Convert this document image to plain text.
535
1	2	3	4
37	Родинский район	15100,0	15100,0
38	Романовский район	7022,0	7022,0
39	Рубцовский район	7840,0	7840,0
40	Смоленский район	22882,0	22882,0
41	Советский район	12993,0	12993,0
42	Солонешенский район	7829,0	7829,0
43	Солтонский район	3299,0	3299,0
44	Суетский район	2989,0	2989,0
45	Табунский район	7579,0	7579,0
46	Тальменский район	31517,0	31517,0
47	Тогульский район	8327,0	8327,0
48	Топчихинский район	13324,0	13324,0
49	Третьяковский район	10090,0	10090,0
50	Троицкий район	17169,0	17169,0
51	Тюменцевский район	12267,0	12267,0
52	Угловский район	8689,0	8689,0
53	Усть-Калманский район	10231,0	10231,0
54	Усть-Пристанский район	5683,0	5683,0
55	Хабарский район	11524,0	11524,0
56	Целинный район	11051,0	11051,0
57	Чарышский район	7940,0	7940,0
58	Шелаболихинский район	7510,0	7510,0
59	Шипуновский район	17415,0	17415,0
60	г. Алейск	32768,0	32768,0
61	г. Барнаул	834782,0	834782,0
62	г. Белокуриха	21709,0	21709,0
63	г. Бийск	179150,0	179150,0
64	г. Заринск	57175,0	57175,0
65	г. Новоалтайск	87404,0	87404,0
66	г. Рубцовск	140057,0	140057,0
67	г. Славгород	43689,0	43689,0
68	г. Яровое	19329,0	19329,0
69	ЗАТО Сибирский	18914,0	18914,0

————

# STATED PROBLEM:
Set down the entries verbatim, leaving none out.

# EXERCISE OUTPUT:
Convert this document image to plain text.
535
1	2	3	4
37	Родинский район	15100,0	15100,0
38	Романовский район	7022,0	7022,0
39	Рубцовский район	7840,0	7840,0
40	Смоленский район	22882,0	22882,0
41	Советский район	12993,0	12993,0
42	Солонешенский район	7829,0	7829,0
43	Солтонский район	3299,0	3299,0
44	Суетский район	2989,0	2989,0
45	Табунский район	7579,0	7579,0
46	Тальменский район	31517,0	31517,0
47	Тогульский район	8327,0	8327,0
48	Топчихинский район	13324,0	13324,0
49	Третьяковский район	10090,0	10090,0
50	Троицкий район	17169,0	17169,0
51	Тюменцевский район	12267,0	12267,0
52	Угловский район	8689,0	8689,0
53	Усть-Калманский район	10231,0	10231,0
54	Усть-Пристанский район	5683,0	5683,0
55	Хабарский район	11524,0	11524,0
56	Целинный район	11051,0	11051,0
57	Чарышский район	7940,0	7940,0
58	Шелаболихинский район	7510,0	7510,0
59	Шипуновский район	17415,0	17415,0
60	г. Алейск	32768,0	32768,0
61	г. Барнаул	834782,0	834782,0
62	г. Белокуриха	21709,0	21709,0
63	г. Бийск	179150,0	179150,0
64	г. Заринск	57175,0	57175,0
65	г. Новоалтайск	87404,0	87404,0
66	г. Рубцовск	140057,0	140057,0
67	г. Славгород	43689,0	43689,0
68	г. Яровое	19329,0	19329,0
69	ЗАТО Сибирский	18914,0	18914,0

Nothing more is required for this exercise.